§ Task directions: Below is a listing to write out in full, exactly as given, without its pictures.

§ Records supplied:

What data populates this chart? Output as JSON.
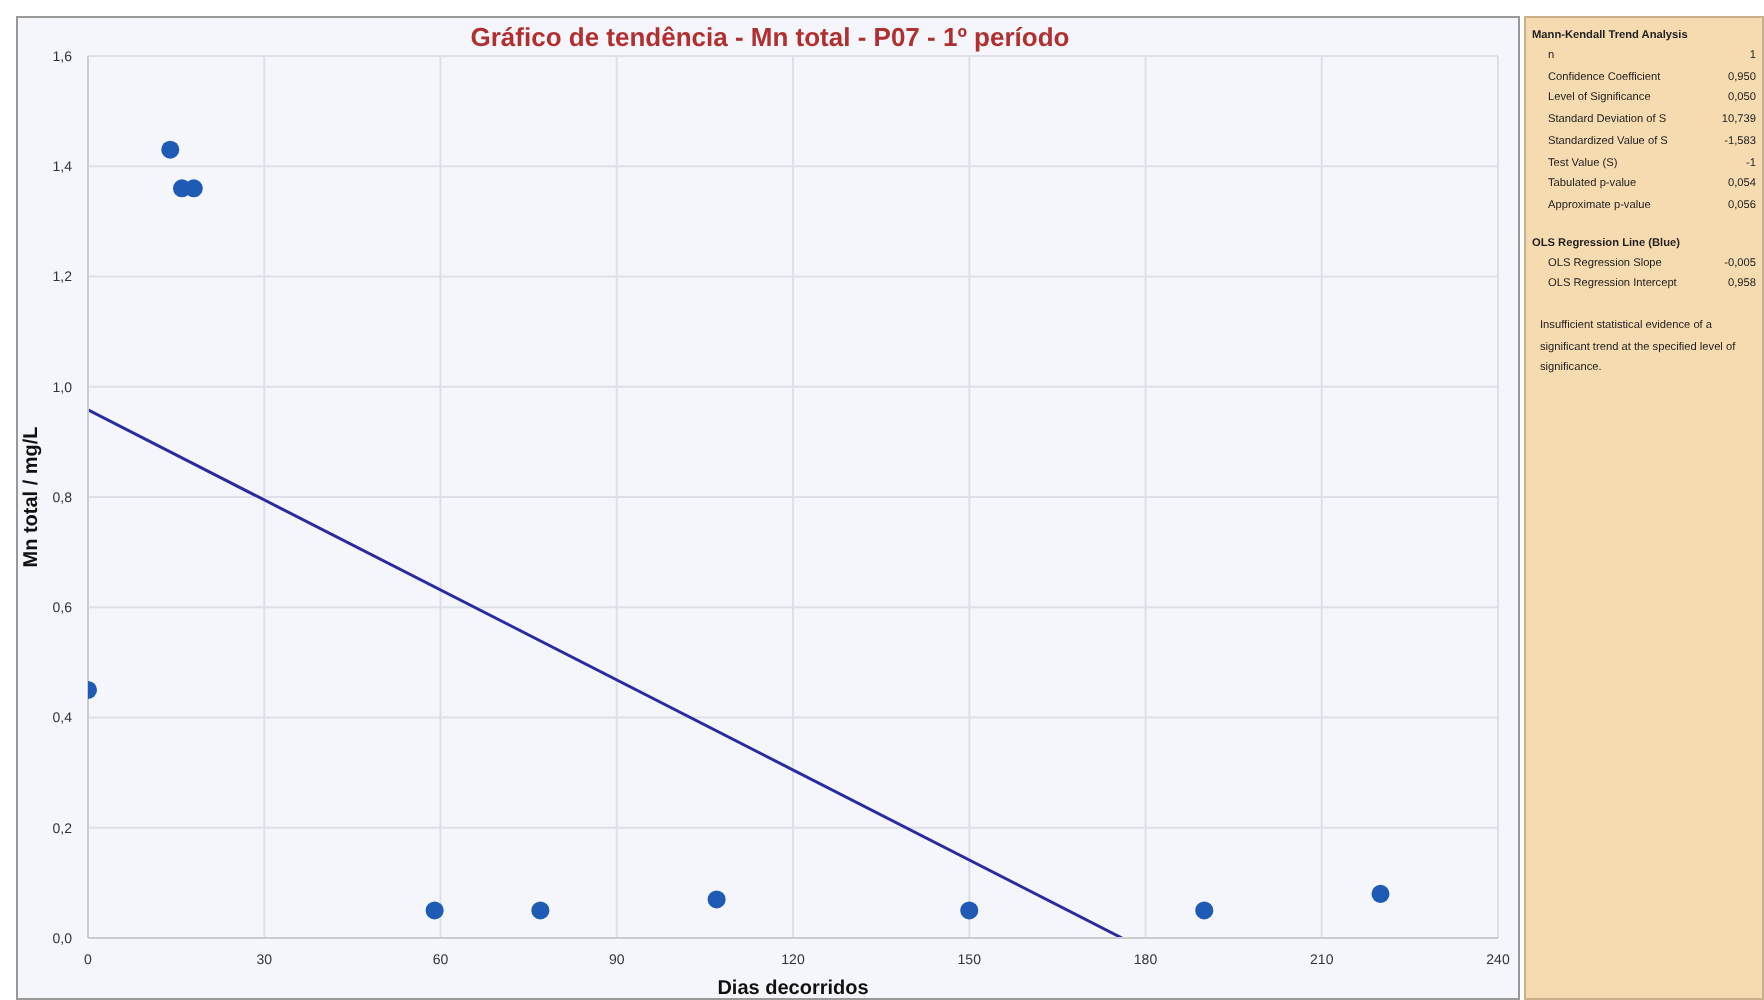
{
  "chart_data": {
    "type": "scatter",
    "title": "Gráfico de tendência - Mn total - P07 - 1º período",
    "xlabel": "Dias decorridos",
    "ylabel": "Mn total / mg/L",
    "series": [
      {
        "marker": "circle",
        "color": "#1f5bb5",
        "x": [
          0,
          14,
          16,
          18,
          59,
          77,
          107,
          150,
          190,
          220
        ],
        "values": [
          0.45,
          1.43,
          1.36,
          1.36,
          0.05,
          0.05,
          0.07,
          0.05,
          0.05,
          0.08
        ]
      },
      {
        "type": "line",
        "marker": "none",
        "color": "#2b2ba0",
        "x": [
          0,
          176
        ],
        "values": [
          0.958,
          0
        ]
      }
    ],
    "xlim": [
      0,
      240
    ],
    "xticks": [
      0,
      30,
      60,
      90,
      120,
      150,
      180,
      210,
      240
    ],
    "ylim": [
      0,
      1.6
    ],
    "yticks": [
      {
        "value": 0,
        "label": "0,0"
      },
      {
        "value": 0.2,
        "label": "0,2"
      },
      {
        "value": 0.4,
        "label": "0,4"
      },
      {
        "value": 0.6,
        "label": "0,6"
      },
      {
        "value": 0.8,
        "label": "0,8"
      },
      {
        "value": 1.0,
        "label": "1,0"
      },
      {
        "value": 1.2,
        "label": "1,2"
      },
      {
        "value": 1.4,
        "label": "1,4"
      },
      {
        "value": 1.6,
        "label": "1,6"
      }
    ],
    "grid": true,
    "line_style": "solid",
    "annotations": [
      "Mann-Kendall Trend Analysis",
      "n",
      "1",
      "Confidence Coefficient",
      "0,950",
      "Level of Significance",
      "0,050",
      "Standard Deviation of S",
      "10,739",
      "Standardized Value of S",
      "-1,583",
      "Test Value (S)",
      "-1",
      "Tabulated p-value",
      "0,054",
      "Approximate p-value",
      "0,056",
      "OLS Regression Line (Blue)",
      "OLS Regression Slope",
      "-0,005",
      "OLS Regression Intercept",
      "0,958",
      "Insufficient statistical evidence of a significant trend at the specified level of significance."
    ]
  }
}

§ Exercise solution:
What data populates this chart? Output as JSON.
{
  "chart_data": {
    "type": "scatter",
    "title": "Gráfico de tendência - Mn total - P07 - 1º período",
    "xlabel": "Dias decorridos",
    "ylabel": "Mn total / mg/L",
    "series": [
      {
        "marker": "circle",
        "color": "#1f5bb5",
        "x": [
          0,
          14,
          16,
          18,
          59,
          77,
          107,
          150,
          190,
          220
        ],
        "values": [
          0.45,
          1.43,
          1.36,
          1.36,
          0.05,
          0.05,
          0.07,
          0.05,
          0.05,
          0.08
        ]
      },
      {
        "type": "line",
        "marker": "none",
        "color": "#2b2ba0",
        "x": [
          0,
          176
        ],
        "values": [
          0.958,
          0
        ]
      }
    ],
    "xlim": [
      0,
      240
    ],
    "xticks": [
      0,
      30,
      60,
      90,
      120,
      150,
      180,
      210,
      240
    ],
    "ylim": [
      0,
      1.6
    ],
    "yticks": [
      {
        "value": 0,
        "label": "0,0"
      },
      {
        "value": 0.2,
        "label": "0,2"
      },
      {
        "value": 0.4,
        "label": "0,4"
      },
      {
        "value": 0.6,
        "label": "0,6"
      },
      {
        "value": 0.8,
        "label": "0,8"
      },
      {
        "value": 1.0,
        "label": "1,0"
      },
      {
        "value": 1.2,
        "label": "1,2"
      },
      {
        "value": 1.4,
        "label": "1,4"
      },
      {
        "value": 1.6,
        "label": "1,6"
      }
    ],
    "grid": true,
    "line_style": "solid",
    "annotations": [
      "Mann-Kendall Trend Analysis",
      "n",
      "1",
      "Confidence Coefficient",
      "0,950",
      "Level of Significance",
      "0,050",
      "Standard Deviation of S",
      "10,739",
      "Standardized Value of S",
      "-1,583",
      "Test Value (S)",
      "-1",
      "Tabulated p-value",
      "0,054",
      "Approximate p-value",
      "0,056",
      "OLS Regression Line (Blue)",
      "OLS Regression Slope",
      "-0,005",
      "OLS Regression Intercept",
      "0,958",
      "Insufficient statistical evidence of a significant trend at the specified level of significance."
    ]
  }
}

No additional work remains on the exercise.